_Written instruction_: Locate each line in the records containing "Metrics". Copy it.

_Raw data_:
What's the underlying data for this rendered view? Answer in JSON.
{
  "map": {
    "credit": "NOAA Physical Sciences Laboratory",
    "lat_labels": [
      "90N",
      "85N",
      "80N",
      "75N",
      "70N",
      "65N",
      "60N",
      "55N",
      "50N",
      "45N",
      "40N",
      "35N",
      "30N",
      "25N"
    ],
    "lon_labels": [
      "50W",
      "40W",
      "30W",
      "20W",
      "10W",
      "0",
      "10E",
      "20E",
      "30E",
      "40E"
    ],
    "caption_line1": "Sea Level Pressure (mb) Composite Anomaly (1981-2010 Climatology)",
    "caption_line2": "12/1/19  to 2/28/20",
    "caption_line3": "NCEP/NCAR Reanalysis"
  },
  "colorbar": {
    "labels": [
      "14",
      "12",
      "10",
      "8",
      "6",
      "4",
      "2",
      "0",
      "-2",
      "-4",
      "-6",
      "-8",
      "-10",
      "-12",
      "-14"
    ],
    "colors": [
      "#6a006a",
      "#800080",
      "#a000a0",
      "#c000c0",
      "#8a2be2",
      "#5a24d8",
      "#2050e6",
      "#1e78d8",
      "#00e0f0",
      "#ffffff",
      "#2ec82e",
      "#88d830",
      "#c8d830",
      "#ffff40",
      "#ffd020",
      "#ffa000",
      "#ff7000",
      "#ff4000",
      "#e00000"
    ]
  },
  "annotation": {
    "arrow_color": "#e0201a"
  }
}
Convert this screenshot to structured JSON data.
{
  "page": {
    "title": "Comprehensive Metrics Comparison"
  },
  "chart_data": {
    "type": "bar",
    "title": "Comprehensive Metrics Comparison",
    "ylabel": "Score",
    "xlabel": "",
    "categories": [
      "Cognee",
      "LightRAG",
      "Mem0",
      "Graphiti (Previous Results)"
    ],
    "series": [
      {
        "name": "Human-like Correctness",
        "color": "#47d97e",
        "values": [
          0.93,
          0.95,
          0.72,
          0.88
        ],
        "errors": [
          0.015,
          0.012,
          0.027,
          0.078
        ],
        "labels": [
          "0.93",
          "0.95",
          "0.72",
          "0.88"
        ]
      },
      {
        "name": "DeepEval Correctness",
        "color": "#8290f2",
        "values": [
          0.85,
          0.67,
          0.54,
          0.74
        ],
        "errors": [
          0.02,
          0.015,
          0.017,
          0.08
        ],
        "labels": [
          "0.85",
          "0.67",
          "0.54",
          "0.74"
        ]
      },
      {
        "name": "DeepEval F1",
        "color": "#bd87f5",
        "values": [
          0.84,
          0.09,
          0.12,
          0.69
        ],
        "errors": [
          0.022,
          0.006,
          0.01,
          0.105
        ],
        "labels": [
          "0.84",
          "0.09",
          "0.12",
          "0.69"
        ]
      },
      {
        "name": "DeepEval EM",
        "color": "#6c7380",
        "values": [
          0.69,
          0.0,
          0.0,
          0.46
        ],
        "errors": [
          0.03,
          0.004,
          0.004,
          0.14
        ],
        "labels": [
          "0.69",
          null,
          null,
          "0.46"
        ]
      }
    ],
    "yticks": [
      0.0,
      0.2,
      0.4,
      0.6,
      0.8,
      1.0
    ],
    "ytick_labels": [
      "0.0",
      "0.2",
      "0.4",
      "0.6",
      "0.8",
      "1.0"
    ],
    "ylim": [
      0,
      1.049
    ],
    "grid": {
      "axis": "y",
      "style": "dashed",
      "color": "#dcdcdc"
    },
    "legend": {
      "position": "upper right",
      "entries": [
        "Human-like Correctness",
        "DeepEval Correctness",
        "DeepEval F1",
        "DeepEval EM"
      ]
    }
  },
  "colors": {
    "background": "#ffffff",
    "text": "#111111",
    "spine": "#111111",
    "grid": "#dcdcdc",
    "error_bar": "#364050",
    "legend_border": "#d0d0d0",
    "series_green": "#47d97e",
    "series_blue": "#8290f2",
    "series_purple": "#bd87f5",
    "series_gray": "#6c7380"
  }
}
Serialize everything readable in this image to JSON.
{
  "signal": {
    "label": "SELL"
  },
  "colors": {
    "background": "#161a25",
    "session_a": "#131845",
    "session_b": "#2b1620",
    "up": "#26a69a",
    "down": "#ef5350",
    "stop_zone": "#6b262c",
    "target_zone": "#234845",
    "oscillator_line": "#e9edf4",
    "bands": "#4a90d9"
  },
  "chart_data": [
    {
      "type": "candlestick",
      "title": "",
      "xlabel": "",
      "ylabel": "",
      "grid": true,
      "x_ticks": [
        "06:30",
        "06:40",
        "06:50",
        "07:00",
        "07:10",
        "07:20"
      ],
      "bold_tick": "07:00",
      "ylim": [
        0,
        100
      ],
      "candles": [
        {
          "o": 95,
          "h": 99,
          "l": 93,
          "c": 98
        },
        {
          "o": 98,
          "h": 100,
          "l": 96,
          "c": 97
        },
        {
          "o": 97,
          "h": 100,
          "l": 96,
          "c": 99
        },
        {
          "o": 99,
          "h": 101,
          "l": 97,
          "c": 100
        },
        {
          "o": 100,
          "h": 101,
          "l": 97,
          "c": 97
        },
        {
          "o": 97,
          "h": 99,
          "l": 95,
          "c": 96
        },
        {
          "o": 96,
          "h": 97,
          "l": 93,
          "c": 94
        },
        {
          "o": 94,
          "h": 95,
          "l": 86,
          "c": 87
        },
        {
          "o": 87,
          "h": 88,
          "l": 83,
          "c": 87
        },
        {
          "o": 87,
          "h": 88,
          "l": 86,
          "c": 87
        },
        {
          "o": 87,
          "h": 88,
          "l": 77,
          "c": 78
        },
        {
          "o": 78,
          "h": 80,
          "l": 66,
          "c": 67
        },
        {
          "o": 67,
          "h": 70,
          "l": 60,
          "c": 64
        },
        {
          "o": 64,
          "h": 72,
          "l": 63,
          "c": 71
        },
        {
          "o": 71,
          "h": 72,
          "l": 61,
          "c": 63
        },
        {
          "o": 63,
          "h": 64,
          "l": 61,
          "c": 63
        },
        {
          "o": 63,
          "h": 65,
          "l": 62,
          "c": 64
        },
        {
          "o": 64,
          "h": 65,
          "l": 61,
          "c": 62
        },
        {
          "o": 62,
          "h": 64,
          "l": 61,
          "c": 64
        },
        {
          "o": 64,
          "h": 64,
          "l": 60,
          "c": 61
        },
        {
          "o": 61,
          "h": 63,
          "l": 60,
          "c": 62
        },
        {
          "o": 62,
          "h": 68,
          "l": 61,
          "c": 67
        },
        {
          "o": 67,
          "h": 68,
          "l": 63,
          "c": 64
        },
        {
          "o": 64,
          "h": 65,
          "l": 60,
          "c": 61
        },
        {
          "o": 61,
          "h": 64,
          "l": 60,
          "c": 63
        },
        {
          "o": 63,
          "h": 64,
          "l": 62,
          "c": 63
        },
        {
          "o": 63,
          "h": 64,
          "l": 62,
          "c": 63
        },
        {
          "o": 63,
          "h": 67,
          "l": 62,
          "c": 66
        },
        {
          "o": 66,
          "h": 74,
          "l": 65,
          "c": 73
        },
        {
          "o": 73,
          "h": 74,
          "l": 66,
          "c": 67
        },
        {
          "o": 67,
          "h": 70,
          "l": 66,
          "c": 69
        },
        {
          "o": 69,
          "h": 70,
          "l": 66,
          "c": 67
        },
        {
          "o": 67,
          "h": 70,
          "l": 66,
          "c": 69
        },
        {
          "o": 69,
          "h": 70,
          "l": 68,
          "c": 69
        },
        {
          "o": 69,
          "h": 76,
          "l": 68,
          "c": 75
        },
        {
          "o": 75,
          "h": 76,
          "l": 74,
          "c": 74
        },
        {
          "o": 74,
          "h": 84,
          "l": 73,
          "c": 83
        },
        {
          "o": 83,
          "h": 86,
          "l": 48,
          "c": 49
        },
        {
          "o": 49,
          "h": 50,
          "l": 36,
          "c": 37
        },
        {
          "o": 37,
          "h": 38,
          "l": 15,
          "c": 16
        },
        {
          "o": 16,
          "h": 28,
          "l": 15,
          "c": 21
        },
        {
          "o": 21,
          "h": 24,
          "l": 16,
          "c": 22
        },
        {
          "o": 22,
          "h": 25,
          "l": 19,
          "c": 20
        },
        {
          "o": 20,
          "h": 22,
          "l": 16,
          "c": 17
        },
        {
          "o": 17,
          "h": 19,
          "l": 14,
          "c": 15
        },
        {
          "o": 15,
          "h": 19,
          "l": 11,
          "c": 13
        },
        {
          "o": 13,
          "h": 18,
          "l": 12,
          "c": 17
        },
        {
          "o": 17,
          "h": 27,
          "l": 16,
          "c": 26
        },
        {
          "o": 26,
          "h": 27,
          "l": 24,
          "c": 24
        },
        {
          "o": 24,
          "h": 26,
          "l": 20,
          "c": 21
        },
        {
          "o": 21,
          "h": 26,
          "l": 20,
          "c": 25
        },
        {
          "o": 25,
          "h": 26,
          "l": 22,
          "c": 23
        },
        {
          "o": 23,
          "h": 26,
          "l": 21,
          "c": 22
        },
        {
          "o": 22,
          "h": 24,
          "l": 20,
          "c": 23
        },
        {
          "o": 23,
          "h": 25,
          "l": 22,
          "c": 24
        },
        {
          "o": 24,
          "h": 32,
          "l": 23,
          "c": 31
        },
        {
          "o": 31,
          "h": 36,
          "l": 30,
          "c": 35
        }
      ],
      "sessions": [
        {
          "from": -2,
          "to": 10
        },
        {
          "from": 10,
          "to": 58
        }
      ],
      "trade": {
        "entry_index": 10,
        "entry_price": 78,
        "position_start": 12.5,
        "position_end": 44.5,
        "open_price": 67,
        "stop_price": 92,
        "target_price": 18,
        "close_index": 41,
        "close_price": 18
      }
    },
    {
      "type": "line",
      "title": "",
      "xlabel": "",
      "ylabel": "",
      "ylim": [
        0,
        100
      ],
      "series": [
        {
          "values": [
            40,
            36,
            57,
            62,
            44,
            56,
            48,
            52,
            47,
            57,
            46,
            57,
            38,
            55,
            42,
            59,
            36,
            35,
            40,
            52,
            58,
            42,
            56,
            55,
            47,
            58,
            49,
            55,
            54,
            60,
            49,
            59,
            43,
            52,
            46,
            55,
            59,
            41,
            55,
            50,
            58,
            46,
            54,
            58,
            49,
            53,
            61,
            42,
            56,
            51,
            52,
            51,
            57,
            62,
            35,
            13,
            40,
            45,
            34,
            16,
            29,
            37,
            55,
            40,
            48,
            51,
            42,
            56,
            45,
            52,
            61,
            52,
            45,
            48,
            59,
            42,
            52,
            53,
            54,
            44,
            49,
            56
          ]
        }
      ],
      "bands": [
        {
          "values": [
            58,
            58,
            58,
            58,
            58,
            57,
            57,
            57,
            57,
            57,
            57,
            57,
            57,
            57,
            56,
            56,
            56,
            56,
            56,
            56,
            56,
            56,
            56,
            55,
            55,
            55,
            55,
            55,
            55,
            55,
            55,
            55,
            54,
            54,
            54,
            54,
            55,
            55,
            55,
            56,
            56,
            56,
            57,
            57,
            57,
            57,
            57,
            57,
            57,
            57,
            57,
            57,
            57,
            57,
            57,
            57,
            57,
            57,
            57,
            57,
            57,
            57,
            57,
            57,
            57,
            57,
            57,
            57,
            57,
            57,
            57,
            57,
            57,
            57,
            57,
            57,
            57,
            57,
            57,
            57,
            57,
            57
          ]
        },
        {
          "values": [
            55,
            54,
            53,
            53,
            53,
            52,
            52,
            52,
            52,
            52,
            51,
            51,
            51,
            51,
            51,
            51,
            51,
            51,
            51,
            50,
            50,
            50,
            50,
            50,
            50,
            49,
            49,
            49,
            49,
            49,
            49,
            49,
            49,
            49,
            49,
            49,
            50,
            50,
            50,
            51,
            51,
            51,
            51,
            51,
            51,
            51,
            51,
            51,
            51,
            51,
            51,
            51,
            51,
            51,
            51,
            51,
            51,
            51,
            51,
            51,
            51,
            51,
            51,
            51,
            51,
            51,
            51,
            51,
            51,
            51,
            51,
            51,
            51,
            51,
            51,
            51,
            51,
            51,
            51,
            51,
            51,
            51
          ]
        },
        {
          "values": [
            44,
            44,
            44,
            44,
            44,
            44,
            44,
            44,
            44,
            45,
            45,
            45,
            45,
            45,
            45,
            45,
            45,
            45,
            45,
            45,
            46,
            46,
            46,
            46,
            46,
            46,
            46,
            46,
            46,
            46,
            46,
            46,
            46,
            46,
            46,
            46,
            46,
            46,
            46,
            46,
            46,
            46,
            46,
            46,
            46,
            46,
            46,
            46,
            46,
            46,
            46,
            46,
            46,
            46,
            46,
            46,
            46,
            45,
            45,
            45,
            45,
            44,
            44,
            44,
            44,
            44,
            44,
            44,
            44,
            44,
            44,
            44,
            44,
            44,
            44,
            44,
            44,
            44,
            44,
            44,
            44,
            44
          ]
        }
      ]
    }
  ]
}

_Expected output_:
    "title": "Comprehensive Metrics Comparison"
    "title": "Comprehensive Metrics Comparison",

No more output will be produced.